Goal
Provide an exact reproduction of every entry.

Collection entries
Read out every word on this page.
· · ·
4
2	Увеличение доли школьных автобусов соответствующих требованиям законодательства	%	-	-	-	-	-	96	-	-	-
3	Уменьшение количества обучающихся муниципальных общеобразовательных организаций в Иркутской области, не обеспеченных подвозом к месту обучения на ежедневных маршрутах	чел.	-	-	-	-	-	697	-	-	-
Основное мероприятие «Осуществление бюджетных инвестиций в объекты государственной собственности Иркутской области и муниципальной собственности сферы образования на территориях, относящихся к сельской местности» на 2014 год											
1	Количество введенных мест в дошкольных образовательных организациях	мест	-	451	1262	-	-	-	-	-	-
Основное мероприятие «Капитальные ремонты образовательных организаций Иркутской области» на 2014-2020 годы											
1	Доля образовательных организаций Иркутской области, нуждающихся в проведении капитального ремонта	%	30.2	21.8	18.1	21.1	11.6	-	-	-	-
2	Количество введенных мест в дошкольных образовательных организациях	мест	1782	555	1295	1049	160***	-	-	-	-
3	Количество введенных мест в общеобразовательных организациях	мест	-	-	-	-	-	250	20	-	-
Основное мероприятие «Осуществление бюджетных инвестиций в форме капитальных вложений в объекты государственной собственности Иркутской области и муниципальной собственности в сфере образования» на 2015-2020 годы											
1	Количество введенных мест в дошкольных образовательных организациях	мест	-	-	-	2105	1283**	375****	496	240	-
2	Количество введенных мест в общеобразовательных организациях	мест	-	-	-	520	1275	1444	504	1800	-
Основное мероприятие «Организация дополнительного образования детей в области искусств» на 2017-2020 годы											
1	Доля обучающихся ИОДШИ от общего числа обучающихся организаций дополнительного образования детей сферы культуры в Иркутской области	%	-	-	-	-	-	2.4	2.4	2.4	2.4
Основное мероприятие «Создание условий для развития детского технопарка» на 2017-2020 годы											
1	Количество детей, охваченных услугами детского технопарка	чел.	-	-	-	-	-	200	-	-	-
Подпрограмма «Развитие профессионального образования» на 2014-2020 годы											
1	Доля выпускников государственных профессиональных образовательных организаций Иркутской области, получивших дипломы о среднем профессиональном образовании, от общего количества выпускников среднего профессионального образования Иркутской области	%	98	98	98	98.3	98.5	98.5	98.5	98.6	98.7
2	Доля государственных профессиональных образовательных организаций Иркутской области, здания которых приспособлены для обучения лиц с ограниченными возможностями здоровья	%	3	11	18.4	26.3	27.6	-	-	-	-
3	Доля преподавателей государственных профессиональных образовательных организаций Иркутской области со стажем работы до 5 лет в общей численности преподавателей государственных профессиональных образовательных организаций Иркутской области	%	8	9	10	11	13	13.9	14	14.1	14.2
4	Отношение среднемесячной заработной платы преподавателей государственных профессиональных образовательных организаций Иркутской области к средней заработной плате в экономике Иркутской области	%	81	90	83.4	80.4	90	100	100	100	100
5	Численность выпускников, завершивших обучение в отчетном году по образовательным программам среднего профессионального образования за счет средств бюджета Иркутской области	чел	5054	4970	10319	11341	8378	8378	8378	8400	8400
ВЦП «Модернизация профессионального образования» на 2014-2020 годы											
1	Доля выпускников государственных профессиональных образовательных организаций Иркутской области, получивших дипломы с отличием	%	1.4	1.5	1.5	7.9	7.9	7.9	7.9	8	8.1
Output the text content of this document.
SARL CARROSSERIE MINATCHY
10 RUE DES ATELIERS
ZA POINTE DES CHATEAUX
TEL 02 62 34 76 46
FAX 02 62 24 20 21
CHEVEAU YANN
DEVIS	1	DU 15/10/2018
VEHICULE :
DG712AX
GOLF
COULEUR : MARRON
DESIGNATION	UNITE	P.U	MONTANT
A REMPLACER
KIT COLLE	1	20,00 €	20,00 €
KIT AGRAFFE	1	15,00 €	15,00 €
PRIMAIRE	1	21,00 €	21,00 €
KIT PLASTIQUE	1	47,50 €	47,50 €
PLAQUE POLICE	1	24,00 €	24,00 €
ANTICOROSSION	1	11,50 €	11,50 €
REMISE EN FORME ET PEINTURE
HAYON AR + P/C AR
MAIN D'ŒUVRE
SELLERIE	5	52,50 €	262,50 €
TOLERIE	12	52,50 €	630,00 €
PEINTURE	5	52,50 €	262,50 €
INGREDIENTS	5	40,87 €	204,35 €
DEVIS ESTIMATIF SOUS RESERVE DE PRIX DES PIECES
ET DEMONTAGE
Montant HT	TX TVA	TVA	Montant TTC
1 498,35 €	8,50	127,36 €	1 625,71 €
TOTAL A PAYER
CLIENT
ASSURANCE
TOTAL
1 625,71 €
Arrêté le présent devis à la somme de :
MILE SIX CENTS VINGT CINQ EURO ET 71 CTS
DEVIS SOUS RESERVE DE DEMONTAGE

Exercise output
Read out every word on this page.
· · ·
4
2	Увеличение доли школьных автобусов соответствующих требованиям законодательства	%	-	-	-	-	-	96	-	-	-
3	Уменьшение количества обучающихся муниципальных общеобразовательных организаций в Иркутской области, не обеспеченных подвозом к месту обучения на ежедневных маршрутах	чел.	-	-	-	-	-	697	-	-	-
Основное мероприятие «Осуществление бюджетных инвестиций в объекты государственной собственности Иркутской области и муниципальной собственности сферы образования на территориях, относящихся к сельской местности» на 2014 год											
1	Количество введенных мест в дошкольных образовательных организациях	мест	-	451	1262	-	-	-	-	-	-
Основное мероприятие «Капитальные ремонты образовательных организаций Иркутской области» на 2014-2020 годы											
1	Доля образовательных организаций Иркутской области, нуждающихся в проведении капитального ремонта	%	30.2	21.8	18.1	21.1	11.6	-	-	-	-
2	Количество введенных мест в дошкольных образовательных организациях	мест	1782	555	1295	1049	160***	-	-	-	-
3	Количество введенных мест в общеобразовательных организациях	мест	-	-	-	-	-	250	20	-	-
Основное мероприятие «Осуществление бюджетных инвестиций в форме капитальных вложений в объекты государственной собственности Иркутской области и муниципальной собственности в сфере образования» на 2015-2020 годы											
1	Количество введенных мест в дошкольных образовательных организациях	мест	-	-	-	2105	1283**	375****	496	240	-
2	Количество введенных мест в общеобразовательных организациях	мест	-	-	-	520	1275	1444	504	1800	-
Основное мероприятие «Организация дополнительного образования детей в области искусств» на 2017-2020 годы											
1	Доля обучающихся ИОДШИ от общего числа обучающихся организаций дополнительного образования детей сферы культуры в Иркутской области	%	-	-	-	-	-	2.4	2.4	2.4	2.4
Основное мероприятие «Создание условий для развития детского технопарка» на 2017-2020 годы											
1	Количество детей, охваченных услугами детского технопарка	чел.	-	-	-	-	-	200	-	-	-
Подпрограмма «Развитие профессионального образования» на 2014-2020 годы											
1	Доля выпускников государственных профессиональных образовательных организаций Иркутской области, получивших дипломы о среднем профессиональном образовании, от общего количества выпускников среднего профессионального образования Иркутской области	%	98	98	98	98.3	98.5	98.5	98.5	98.6	98.7
2	Доля государственных профессиональных образовательных организаций Иркутской области, здания которых приспособлены для обучения лиц с ограниченными возможностями здоровья	%	3	11	18.4	26.3	27.6	-	-	-	-
3	Доля преподавателей государственных профессиональных образовательных организаций Иркутской области со стажем работы до 5 лет в общей численности преподавателей государственных профессиональных образовательных организаций Иркутской области	%	8	9	10	11	13	13.9	14	14.1	14.2
4	Отношение среднемесячной заработной платы преподавателей государственных профессиональных образовательных организаций Иркутской области к средней заработной плате в экономике Иркутской области	%	81	90	83.4	80.4	90	100	100	100	100
5	Численность выпускников, завершивших обучение в отчетном году по образовательным программам среднего профессионального образования за счет средств бюджета Иркутской области	чел	5054	4970	10319	11341	8378	8378	8378	8400	8400
ВЦП «Модернизация профессионального образования» на 2014-2020 годы											
1	Доля выпускников государственных профессиональных образовательных организаций Иркутской области, получивших дипломы с отличием	%	1.4	1.5	1.5	7.9	7.9	7.9	7.9	8	8.1
Output the text content of this document.
SARL CARROSSERIE MINATCHY
10 RUE DES ATELIERS
ZA POINTE DES CHATEAUX
TEL 02 62 34 76 46
FAX 02 62 24 20 21
CHEVEAU YANN
DEVIS	1	DU 15/10/2018
VEHICULE :
DG712AX
GOLF
COULEUR : MARRON
DESIGNATION	UNITE	P.U	MONTANT
A REMPLACER
KIT COLLE	1	20,00 €	20,00 €
KIT AGRAFFE	1	15,00 €	15,00 €
PRIMAIRE	1	21,00 €	21,00 €
KIT PLASTIQUE	1	47,50 €	47,50 €
PLAQUE POLICE	1	24,00 €	24,00 €
ANTICOROSSION	1	11,50 €	11,50 €
REMISE EN FORME ET PEINTURE
HAYON AR + P/C AR
MAIN D'ŒUVRE
SELLERIE	5	52,50 €	262,50 €
TOLERIE	12	52,50 €	630,00 €
PEINTURE	5	52,50 €	262,50 €
INGREDIENTS	5	40,87 €	204,35 €
DEVIS ESTIMATIF SOUS RESERVE DE PRIX DES PIECES
ET DEMONTAGE
Montant HT	TX TVA	TVA	Montant TTC
1 498,35 €	8,50	127,36 €	1 625,71 €
TOTAL A PAYER
CLIENT
ASSURANCE
TOTAL
1 625,71 €
Arrêté le présent devis à la somme de :
MILE SIX CENTS VINGT CINQ EURO ET 71 CTS
DEVIS SOUS RESERVE DE DEMONTAGE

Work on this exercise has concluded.